| EXTRACTED ENTRIES |
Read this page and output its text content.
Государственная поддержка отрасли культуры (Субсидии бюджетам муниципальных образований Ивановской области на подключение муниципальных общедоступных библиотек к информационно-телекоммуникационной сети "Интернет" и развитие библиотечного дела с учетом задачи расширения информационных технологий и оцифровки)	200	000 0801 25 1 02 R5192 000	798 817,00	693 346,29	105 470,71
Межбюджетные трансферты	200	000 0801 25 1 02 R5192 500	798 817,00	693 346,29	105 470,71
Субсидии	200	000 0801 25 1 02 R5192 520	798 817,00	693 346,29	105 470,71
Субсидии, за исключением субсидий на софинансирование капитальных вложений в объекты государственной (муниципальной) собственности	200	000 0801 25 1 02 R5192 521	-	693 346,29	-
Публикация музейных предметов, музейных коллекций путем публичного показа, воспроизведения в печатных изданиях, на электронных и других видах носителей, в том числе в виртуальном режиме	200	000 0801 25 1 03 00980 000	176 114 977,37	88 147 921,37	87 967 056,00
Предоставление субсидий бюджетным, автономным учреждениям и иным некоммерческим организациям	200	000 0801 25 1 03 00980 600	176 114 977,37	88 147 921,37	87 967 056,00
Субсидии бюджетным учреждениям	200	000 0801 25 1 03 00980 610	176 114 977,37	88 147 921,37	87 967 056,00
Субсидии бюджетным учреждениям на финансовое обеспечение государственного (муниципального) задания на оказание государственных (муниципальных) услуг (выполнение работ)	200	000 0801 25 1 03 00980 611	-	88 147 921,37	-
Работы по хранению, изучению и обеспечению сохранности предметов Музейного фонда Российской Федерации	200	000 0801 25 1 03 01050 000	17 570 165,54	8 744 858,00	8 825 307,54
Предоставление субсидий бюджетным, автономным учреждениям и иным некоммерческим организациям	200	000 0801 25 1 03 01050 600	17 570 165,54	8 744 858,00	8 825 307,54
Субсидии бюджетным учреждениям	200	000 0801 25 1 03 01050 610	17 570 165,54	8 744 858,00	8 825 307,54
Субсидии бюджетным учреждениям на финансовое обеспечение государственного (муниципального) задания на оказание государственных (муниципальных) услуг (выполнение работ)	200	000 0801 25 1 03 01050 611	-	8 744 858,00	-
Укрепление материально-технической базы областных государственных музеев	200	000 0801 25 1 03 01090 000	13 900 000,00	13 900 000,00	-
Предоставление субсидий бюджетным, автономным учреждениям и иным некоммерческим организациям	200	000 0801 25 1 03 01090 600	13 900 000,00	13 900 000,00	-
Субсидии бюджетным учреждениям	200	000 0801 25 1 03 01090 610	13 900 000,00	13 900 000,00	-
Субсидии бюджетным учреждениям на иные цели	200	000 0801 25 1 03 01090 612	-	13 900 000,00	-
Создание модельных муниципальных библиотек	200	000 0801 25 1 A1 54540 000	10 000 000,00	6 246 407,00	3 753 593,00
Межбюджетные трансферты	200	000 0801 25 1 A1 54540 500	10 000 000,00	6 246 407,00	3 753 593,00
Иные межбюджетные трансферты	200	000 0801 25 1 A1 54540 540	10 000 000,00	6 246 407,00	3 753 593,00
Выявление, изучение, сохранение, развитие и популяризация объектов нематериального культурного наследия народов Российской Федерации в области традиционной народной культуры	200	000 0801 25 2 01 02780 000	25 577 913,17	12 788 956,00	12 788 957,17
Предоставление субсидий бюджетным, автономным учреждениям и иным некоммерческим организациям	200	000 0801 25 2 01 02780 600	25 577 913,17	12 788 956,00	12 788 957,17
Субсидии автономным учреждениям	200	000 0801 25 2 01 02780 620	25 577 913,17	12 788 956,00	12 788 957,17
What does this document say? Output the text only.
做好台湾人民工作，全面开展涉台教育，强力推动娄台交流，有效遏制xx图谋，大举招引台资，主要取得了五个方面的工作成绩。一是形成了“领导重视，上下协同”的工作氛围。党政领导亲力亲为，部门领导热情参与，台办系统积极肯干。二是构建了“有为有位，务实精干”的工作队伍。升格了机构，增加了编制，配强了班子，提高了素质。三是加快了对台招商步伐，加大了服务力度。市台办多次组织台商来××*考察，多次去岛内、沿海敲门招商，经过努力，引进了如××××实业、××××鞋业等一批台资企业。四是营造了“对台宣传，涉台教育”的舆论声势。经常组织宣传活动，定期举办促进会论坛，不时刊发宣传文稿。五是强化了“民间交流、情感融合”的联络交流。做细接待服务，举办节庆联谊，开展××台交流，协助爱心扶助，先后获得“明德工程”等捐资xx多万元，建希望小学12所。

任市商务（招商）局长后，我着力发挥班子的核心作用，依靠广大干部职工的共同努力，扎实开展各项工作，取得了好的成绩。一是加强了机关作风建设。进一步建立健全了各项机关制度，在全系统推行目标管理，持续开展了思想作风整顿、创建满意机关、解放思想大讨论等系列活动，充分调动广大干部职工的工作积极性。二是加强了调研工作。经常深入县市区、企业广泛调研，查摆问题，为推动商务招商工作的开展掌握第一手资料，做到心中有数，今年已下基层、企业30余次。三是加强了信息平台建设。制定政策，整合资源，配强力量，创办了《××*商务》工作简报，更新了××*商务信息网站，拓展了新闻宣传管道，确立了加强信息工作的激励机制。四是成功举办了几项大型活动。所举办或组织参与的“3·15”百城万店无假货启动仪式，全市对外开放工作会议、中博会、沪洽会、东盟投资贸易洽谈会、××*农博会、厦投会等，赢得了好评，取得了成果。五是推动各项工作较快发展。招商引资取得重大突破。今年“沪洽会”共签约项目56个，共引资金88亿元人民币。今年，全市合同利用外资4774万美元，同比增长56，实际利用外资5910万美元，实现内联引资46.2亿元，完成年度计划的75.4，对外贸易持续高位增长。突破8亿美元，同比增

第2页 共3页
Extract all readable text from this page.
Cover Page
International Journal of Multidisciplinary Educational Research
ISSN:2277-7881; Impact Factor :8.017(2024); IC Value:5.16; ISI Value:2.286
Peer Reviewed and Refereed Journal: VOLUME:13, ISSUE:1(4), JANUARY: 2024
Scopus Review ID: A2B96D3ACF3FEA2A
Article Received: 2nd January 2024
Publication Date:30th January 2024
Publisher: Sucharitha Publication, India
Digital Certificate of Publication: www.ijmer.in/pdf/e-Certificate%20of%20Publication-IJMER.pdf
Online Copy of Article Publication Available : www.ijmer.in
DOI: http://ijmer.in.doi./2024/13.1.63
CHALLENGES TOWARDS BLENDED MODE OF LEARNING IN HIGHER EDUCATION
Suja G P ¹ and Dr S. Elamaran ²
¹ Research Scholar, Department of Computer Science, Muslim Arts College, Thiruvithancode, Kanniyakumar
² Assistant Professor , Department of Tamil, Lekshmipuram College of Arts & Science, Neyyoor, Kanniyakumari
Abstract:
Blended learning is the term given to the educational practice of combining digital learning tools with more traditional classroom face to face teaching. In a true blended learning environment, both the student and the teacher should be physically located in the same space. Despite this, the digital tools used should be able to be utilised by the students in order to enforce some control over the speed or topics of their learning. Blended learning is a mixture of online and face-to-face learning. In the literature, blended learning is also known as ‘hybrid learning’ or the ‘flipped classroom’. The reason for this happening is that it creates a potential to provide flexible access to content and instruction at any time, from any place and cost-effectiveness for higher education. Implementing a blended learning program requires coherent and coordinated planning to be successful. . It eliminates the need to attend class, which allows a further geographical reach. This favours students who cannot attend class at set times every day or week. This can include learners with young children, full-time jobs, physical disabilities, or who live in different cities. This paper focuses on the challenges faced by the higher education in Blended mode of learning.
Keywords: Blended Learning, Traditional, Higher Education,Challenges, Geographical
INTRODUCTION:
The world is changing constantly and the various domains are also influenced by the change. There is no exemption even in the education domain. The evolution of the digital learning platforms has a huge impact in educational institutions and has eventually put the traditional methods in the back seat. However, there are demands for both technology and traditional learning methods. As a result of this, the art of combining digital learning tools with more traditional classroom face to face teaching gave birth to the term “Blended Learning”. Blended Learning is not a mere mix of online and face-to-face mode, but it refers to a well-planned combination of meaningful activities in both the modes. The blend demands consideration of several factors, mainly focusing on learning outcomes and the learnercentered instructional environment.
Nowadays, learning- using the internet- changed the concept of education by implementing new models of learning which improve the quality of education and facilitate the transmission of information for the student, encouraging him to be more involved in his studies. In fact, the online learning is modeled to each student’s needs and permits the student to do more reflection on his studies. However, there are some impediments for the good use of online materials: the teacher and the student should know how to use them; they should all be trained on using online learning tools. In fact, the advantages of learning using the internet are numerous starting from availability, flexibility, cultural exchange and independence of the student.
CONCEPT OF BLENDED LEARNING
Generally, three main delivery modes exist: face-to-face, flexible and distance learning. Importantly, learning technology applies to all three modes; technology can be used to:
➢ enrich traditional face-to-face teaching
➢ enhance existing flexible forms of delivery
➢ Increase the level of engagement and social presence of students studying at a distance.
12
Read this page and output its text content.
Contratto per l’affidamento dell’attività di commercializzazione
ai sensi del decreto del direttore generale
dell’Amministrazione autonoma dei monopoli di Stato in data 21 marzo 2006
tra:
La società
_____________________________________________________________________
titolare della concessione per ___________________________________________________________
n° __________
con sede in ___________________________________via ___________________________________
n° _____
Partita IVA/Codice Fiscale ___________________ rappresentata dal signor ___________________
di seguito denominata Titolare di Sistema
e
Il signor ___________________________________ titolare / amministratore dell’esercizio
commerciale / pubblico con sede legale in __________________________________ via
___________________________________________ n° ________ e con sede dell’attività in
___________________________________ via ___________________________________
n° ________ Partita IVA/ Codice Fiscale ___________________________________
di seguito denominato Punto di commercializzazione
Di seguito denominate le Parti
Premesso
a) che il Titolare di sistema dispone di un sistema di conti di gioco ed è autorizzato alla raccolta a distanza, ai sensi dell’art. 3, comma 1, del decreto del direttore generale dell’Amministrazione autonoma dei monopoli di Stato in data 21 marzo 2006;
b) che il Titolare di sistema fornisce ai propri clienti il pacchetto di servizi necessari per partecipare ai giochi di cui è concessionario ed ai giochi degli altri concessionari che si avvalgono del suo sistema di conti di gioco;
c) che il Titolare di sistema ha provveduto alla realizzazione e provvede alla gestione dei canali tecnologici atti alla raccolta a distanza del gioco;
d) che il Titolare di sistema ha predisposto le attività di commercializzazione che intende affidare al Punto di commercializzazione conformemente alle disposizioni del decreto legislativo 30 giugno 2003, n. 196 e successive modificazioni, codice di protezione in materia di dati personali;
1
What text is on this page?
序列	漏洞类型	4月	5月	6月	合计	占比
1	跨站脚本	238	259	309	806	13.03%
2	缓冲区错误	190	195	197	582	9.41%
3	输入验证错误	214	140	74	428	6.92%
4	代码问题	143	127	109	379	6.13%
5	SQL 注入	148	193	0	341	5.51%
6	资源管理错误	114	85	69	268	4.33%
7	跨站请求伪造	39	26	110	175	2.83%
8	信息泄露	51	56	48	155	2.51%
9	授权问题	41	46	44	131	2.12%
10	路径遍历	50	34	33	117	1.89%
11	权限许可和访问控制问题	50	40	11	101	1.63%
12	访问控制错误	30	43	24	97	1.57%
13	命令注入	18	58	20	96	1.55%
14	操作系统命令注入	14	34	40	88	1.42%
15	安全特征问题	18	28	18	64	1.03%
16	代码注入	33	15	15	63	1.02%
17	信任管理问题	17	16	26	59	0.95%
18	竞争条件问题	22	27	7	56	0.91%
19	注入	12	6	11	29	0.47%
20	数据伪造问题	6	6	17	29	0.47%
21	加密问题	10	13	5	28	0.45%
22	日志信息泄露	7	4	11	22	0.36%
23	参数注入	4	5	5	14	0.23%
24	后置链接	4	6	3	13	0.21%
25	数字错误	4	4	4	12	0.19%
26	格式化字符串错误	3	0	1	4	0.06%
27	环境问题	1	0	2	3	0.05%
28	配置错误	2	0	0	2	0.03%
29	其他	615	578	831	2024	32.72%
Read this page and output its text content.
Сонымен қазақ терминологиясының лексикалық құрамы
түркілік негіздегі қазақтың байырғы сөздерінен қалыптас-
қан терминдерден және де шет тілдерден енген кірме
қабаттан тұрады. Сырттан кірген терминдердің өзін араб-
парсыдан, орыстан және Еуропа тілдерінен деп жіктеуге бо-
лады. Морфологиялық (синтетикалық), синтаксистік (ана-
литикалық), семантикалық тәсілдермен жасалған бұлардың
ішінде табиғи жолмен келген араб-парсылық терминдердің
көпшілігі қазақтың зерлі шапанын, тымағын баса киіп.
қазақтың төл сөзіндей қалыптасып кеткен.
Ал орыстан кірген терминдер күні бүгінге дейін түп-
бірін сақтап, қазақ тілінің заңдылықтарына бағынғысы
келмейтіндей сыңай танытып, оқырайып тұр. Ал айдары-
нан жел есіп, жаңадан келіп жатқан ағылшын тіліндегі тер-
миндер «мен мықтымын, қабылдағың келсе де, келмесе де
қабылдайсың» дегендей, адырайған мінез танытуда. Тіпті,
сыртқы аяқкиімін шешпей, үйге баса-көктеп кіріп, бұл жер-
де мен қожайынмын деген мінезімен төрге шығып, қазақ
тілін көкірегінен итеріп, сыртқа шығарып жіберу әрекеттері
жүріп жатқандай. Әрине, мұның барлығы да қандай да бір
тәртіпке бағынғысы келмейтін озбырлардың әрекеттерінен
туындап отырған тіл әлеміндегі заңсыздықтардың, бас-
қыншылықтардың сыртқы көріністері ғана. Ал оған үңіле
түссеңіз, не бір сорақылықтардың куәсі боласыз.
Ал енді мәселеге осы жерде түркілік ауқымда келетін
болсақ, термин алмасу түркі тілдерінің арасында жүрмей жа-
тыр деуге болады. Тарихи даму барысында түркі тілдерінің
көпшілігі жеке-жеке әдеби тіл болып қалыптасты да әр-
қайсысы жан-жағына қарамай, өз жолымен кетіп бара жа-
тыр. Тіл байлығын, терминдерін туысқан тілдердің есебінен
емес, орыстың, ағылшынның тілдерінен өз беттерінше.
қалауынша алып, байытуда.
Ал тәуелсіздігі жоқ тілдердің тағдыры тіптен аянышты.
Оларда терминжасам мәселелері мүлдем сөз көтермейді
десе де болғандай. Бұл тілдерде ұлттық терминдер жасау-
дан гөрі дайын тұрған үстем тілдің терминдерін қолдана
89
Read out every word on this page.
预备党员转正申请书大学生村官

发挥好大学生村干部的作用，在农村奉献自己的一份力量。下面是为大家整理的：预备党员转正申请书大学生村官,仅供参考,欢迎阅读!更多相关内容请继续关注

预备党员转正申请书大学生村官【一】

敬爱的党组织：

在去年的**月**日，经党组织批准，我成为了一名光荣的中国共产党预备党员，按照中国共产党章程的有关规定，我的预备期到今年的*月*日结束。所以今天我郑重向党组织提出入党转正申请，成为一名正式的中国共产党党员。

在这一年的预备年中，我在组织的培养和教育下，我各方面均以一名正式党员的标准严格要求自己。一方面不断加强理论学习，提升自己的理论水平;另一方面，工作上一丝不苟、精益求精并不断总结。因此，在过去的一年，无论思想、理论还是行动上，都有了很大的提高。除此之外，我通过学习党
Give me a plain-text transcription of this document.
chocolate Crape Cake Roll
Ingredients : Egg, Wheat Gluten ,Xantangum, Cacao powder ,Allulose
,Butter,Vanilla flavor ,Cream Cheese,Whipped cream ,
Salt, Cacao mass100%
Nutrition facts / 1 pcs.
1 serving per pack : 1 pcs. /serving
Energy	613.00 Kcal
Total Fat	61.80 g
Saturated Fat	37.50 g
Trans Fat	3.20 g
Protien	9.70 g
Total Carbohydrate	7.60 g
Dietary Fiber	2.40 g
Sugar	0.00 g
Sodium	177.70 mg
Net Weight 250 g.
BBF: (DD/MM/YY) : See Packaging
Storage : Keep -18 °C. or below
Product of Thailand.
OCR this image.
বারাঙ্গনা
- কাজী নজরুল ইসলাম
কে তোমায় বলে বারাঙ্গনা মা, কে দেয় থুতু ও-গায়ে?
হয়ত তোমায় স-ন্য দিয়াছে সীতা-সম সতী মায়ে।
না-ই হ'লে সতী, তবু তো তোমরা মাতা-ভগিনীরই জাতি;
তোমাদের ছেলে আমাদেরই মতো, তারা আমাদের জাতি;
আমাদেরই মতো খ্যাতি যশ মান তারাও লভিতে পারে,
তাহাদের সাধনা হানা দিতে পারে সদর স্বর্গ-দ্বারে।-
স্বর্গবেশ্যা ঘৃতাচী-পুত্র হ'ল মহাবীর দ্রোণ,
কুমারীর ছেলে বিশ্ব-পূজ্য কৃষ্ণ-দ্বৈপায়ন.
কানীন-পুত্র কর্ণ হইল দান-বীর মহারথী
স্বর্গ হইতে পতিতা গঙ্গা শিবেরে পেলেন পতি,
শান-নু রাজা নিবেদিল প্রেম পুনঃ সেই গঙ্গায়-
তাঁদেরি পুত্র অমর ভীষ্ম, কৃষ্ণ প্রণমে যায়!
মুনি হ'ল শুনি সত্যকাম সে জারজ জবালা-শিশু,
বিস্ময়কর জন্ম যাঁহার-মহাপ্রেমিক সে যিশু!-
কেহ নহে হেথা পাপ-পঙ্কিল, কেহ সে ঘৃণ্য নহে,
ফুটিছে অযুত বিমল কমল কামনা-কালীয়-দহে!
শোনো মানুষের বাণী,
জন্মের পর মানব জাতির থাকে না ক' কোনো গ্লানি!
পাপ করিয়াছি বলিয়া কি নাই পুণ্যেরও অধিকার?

| YOUR GOAL |
From the material given, work out how many lines hold the string "Science"; state that number and nothing further.

| ANSWER FOR THIS EXERCISE |
2